- [Task input]:
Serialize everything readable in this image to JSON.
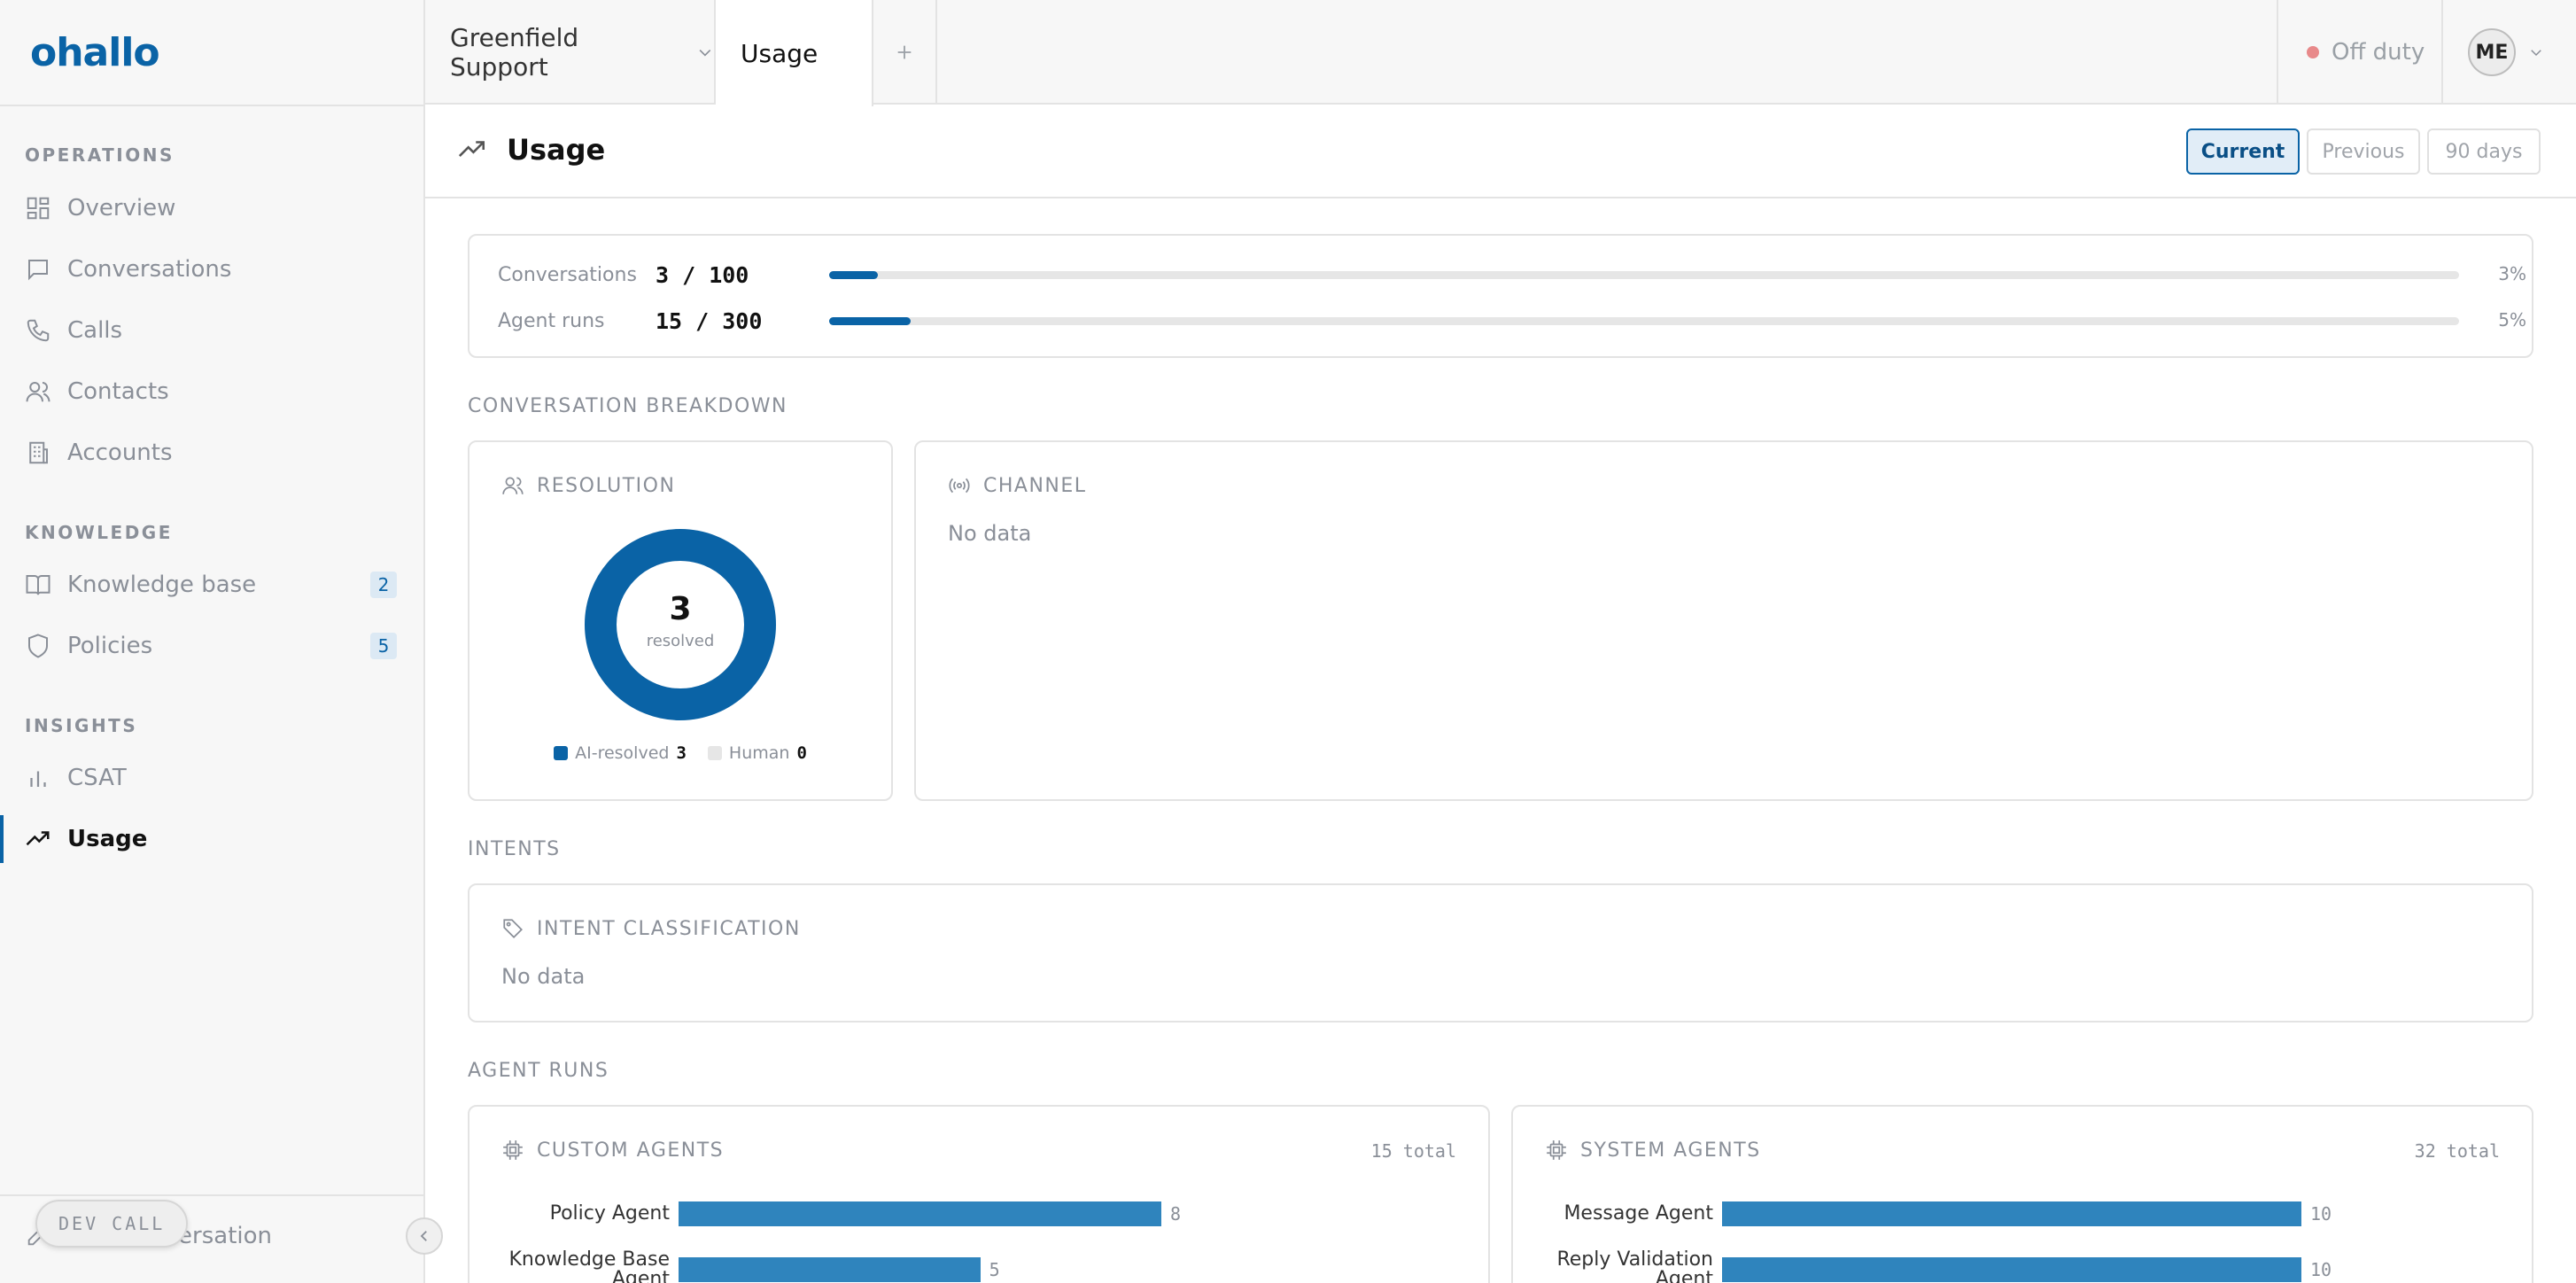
{
  "brand": {
    "logo_text": "ohallo",
    "accent": "#0a63a6"
  },
  "topbar": {
    "workspace": "Greenfield Support",
    "active_tab": "Usage",
    "status": "Off duty",
    "status_color": "#e8898a",
    "avatar_initials": "ME"
  },
  "sidebar": {
    "sections": [
      {
        "title": "OPERATIONS",
        "items": [
          {
            "label": "Overview",
            "icon": "grid-icon"
          },
          {
            "label": "Conversations",
            "icon": "chat-bubble-icon"
          },
          {
            "label": "Calls",
            "icon": "phone-icon"
          },
          {
            "label": "Contacts",
            "icon": "users-icon"
          },
          {
            "label": "Accounts",
            "icon": "building-icon"
          }
        ]
      },
      {
        "title": "KNOWLEDGE",
        "items": [
          {
            "label": "Knowledge base",
            "icon": "book-icon",
            "badge": "2"
          },
          {
            "label": "Policies",
            "icon": "shield-icon",
            "badge": "5"
          }
        ]
      },
      {
        "title": "INSIGHTS",
        "items": [
          {
            "label": "CSAT",
            "icon": "bar-chart-icon"
          },
          {
            "label": "Usage",
            "icon": "trending-up-icon",
            "active": true
          }
        ]
      }
    ],
    "new_conversation": "New conversation",
    "dev_call": "DEV CALL"
  },
  "page": {
    "title": "Usage",
    "periods": [
      {
        "label": "Current",
        "active": true
      },
      {
        "label": "Previous",
        "active": false
      },
      {
        "label": "90 days",
        "active": false
      }
    ]
  },
  "quotas": [
    {
      "label": "Conversations",
      "value": "3 / 100",
      "percent_text": "3%",
      "fraction": 0.03
    },
    {
      "label": "Agent runs",
      "value": "15 / 300",
      "percent_text": "5%",
      "fraction": 0.05
    }
  ],
  "breakdown": {
    "section_title": "CONVERSATION BREAKDOWN",
    "resolution": {
      "title": "RESOLUTION",
      "center_value": "3",
      "center_label": "resolved",
      "legend": [
        {
          "label": "AI-resolved",
          "value": "3",
          "color": "#0a63a6"
        },
        {
          "label": "Human",
          "value": "0",
          "color": "#e6e6e6"
        }
      ]
    },
    "channel": {
      "title": "CHANNEL",
      "empty_text": "No data"
    }
  },
  "intents": {
    "section_title": "INTENTS",
    "card_title": "INTENT CLASSIFICATION",
    "empty_text": "No data"
  },
  "agent_runs": {
    "section_title": "AGENT RUNS",
    "custom": {
      "title": "CUSTOM AGENTS",
      "total": "15 total"
    },
    "system": {
      "title": "SYSTEM AGENTS",
      "total": "32 total"
    }
  },
  "chart_data": [
    {
      "type": "pie",
      "title": "RESOLUTION",
      "categories": [
        "AI-resolved",
        "Human"
      ],
      "values": [
        3,
        0
      ]
    },
    {
      "type": "bar",
      "title": "CUSTOM AGENTS",
      "categories": [
        "Policy Agent",
        "Knowledge Base Agent"
      ],
      "values": [
        8,
        5
      ]
    },
    {
      "type": "bar",
      "title": "SYSTEM AGENTS",
      "categories": [
        "Message Agent",
        "Reply Validation Agent"
      ],
      "values": [
        10,
        10
      ]
    }
  ]
}
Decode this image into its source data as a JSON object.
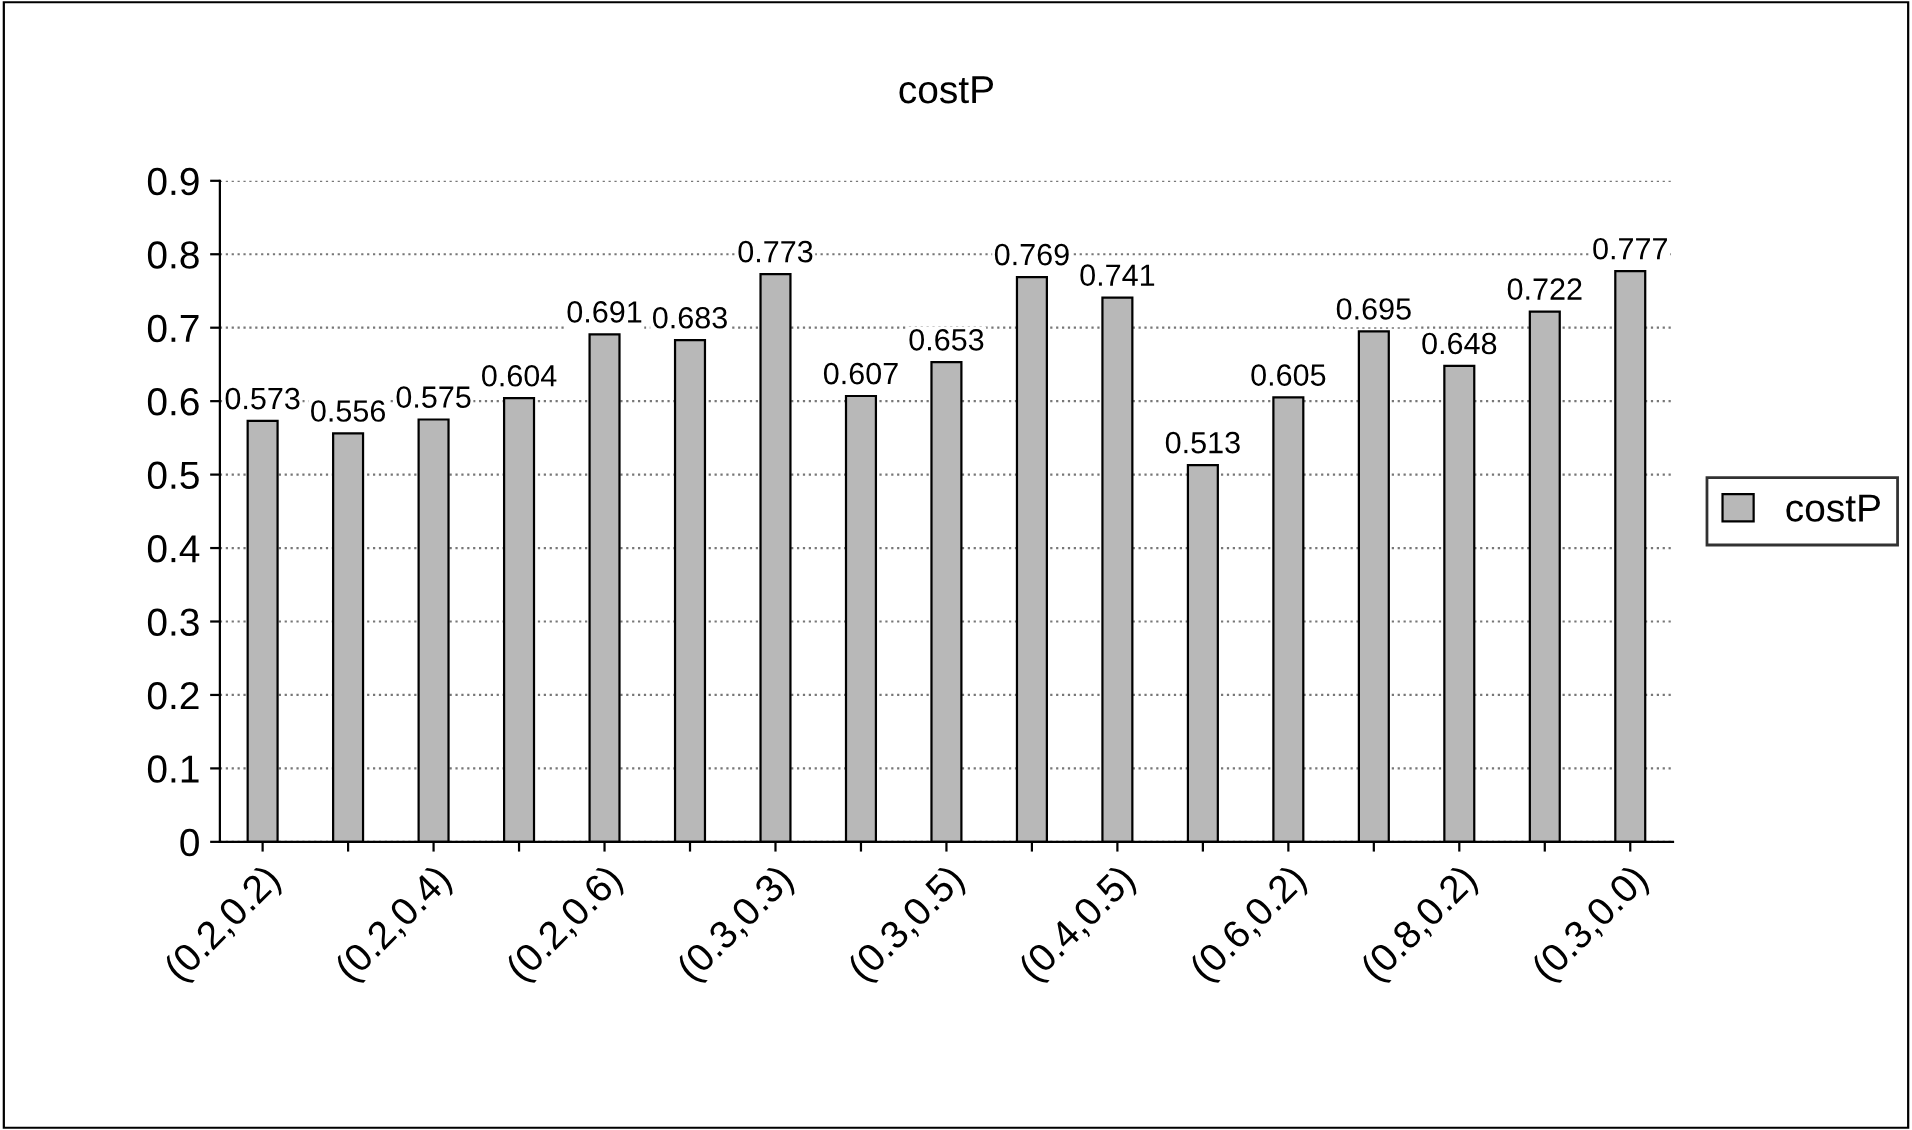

- [Short task]: The data above needs to be retyped exactly, with the images left out.

- [Answer to this task]:
Serialize everything readable in this image to JSON.
{
  "brand": {
    "logo_text": "ohallo",
    "accent": "#0a63a6"
  },
  "topbar": {
    "workspace": "Greenfield Support",
    "active_tab": "Usage",
    "status": "Off duty",
    "status_color": "#e8898a",
    "avatar_initials": "ME"
  },
  "sidebar": {
    "sections": [
      {
        "title": "OPERATIONS",
        "items": [
          {
            "label": "Overview",
            "icon": "grid-icon"
          },
          {
            "label": "Conversations",
            "icon": "chat-bubble-icon"
          },
          {
            "label": "Calls",
            "icon": "phone-icon"
          },
          {
            "label": "Contacts",
            "icon": "users-icon"
          },
          {
            "label": "Accounts",
            "icon": "building-icon"
          }
        ]
      },
      {
        "title": "KNOWLEDGE",
        "items": [
          {
            "label": "Knowledge base",
            "icon": "book-icon",
            "badge": "2"
          },
          {
            "label": "Policies",
            "icon": "shield-icon",
            "badge": "5"
          }
        ]
      },
      {
        "title": "INSIGHTS",
        "items": [
          {
            "label": "CSAT",
            "icon": "bar-chart-icon"
          },
          {
            "label": "Usage",
            "icon": "trending-up-icon",
            "active": true
          }
        ]
      }
    ],
    "new_conversation": "New conversation",
    "dev_call": "DEV CALL"
  },
  "page": {
    "title": "Usage",
    "periods": [
      {
        "label": "Current",
        "active": true
      },
      {
        "label": "Previous",
        "active": false
      },
      {
        "label": "90 days",
        "active": false
      }
    ]
  },
  "quotas": [
    {
      "label": "Conversations",
      "value": "3 / 100",
      "percent_text": "3%",
      "fraction": 0.03
    },
    {
      "label": "Agent runs",
      "value": "15 / 300",
      "percent_text": "5%",
      "fraction": 0.05
    }
  ],
  "breakdown": {
    "section_title": "CONVERSATION BREAKDOWN",
    "resolution": {
      "title": "RESOLUTION",
      "center_value": "3",
      "center_label": "resolved",
      "legend": [
        {
          "label": "AI-resolved",
          "value": "3",
          "color": "#0a63a6"
        },
        {
          "label": "Human",
          "value": "0",
          "color": "#e6e6e6"
        }
      ]
    },
    "channel": {
      "title": "CHANNEL",
      "empty_text": "No data"
    }
  },
  "intents": {
    "section_title": "INTENTS",
    "card_title": "INTENT CLASSIFICATION",
    "empty_text": "No data"
  },
  "agent_runs": {
    "section_title": "AGENT RUNS",
    "custom": {
      "title": "CUSTOM AGENTS",
      "total": "15 total"
    },
    "system": {
      "title": "SYSTEM AGENTS",
      "total": "32 total"
    }
  },
  "chart_data": [
    {
      "type": "pie",
      "title": "RESOLUTION",
      "categories": [
        "AI-resolved",
        "Human"
      ],
      "values": [
        3,
        0
      ]
    },
    {
      "type": "bar",
      "title": "CUSTOM AGENTS",
      "categories": [
        "Policy Agent",
        "Knowledge Base Agent"
      ],
      "values": [
        8,
        5
      ]
    },
    {
      "type": "bar",
      "title": "SYSTEM AGENTS",
      "categories": [
        "Message Agent",
        "Reply Validation Agent"
      ],
      "values": [
        10,
        10
      ]
    }
  ]
}
Decode this image into its source data as a JSON object.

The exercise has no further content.